(begin)
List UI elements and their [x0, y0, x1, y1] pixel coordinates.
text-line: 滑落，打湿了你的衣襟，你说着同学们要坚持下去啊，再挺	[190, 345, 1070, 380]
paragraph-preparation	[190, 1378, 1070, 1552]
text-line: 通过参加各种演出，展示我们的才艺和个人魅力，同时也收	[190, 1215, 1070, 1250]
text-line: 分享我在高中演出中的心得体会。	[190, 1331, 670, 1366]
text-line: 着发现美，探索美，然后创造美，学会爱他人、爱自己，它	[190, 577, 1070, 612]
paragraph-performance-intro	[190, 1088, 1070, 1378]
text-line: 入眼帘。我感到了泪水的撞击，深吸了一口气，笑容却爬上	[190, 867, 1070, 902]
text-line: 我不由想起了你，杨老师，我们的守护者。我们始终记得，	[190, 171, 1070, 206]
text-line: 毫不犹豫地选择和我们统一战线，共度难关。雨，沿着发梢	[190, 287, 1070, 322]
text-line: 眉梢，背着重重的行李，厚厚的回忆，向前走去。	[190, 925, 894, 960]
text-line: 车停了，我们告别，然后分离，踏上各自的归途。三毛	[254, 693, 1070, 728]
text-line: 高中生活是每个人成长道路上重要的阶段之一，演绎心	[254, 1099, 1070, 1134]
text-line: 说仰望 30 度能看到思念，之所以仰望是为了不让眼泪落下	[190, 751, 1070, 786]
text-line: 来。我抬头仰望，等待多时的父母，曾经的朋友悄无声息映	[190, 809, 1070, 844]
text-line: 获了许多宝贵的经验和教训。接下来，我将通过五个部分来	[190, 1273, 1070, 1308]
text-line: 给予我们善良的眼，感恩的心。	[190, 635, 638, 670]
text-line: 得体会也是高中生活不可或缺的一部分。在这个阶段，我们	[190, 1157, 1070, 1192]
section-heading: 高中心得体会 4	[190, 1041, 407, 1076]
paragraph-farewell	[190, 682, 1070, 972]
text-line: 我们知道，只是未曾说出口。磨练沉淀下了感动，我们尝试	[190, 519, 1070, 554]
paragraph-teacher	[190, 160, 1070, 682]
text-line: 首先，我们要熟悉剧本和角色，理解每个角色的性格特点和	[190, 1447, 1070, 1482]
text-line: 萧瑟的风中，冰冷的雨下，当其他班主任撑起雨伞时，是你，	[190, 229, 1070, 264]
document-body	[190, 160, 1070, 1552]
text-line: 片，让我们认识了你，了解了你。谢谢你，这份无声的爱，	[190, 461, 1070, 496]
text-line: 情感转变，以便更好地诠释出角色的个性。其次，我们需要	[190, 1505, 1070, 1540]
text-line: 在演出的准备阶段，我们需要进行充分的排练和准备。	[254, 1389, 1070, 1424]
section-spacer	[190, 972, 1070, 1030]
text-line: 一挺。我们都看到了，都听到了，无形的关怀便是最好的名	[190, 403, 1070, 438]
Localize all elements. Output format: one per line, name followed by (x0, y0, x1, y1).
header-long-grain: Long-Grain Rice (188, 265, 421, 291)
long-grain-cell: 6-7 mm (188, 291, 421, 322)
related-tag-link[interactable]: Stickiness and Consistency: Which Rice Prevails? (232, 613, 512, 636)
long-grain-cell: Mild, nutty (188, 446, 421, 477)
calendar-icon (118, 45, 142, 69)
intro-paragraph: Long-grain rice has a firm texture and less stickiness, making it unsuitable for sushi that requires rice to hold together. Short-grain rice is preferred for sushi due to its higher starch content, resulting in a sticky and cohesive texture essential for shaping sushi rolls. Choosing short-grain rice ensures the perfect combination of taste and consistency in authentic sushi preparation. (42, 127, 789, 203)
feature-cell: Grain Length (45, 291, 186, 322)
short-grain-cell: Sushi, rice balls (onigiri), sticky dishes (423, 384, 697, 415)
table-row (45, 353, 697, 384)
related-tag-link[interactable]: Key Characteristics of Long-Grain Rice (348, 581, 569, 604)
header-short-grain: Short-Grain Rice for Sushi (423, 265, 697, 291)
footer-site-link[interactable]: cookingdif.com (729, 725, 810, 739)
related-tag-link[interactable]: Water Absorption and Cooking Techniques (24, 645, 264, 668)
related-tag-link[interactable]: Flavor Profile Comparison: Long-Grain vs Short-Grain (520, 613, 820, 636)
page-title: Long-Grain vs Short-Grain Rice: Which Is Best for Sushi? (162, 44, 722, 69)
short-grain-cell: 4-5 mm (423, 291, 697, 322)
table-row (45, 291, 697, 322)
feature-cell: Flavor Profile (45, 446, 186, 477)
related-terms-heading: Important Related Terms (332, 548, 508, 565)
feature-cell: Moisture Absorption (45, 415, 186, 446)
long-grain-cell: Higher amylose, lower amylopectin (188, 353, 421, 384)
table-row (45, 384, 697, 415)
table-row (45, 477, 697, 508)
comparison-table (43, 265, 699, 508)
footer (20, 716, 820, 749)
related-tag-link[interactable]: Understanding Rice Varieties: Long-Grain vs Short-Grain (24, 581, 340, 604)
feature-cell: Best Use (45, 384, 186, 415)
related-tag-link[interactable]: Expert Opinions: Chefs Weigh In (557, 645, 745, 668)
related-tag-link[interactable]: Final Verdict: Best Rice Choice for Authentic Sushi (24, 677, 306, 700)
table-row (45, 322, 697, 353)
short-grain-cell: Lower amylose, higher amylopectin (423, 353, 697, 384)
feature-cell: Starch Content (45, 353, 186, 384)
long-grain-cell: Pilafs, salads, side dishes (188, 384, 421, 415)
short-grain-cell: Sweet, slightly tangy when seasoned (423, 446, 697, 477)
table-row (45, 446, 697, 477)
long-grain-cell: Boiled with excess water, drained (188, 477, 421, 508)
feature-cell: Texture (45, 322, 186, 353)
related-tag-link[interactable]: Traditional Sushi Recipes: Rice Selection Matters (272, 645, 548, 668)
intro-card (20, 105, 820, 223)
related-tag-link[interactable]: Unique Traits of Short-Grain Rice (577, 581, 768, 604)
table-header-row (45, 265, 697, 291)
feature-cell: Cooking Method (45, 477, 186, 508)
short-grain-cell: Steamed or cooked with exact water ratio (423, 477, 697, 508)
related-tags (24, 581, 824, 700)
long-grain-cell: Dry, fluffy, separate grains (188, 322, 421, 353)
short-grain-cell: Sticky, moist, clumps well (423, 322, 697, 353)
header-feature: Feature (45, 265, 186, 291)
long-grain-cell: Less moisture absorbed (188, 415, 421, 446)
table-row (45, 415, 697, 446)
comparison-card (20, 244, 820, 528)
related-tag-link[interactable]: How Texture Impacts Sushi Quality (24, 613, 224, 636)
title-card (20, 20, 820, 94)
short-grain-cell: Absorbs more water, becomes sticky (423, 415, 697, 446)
(end)
TASK DETAILS
Please echo back the records from the start through the line holding "867, 1070, 902]", inclusive, and nothing else.

THE REPLY
List UI elements and their [x0, y0, x1, y1] pixel coordinates.
text-line: 滑落，打湿了你的衣襟，你说着同学们要坚持下去啊，再挺	[190, 345, 1070, 380]
paragraph-preparation	[190, 1378, 1070, 1552]
text-line: 通过参加各种演出，展示我们的才艺和个人魅力，同时也收	[190, 1215, 1070, 1250]
text-line: 分享我在高中演出中的心得体会。	[190, 1331, 670, 1366]
text-line: 着发现美，探索美，然后创造美，学会爱他人、爱自己，它	[190, 577, 1070, 612]
paragraph-performance-intro	[190, 1088, 1070, 1378]
text-line: 入眼帘。我感到了泪水的撞击，深吸了一口气，笑容却爬上	[190, 867, 1070, 902]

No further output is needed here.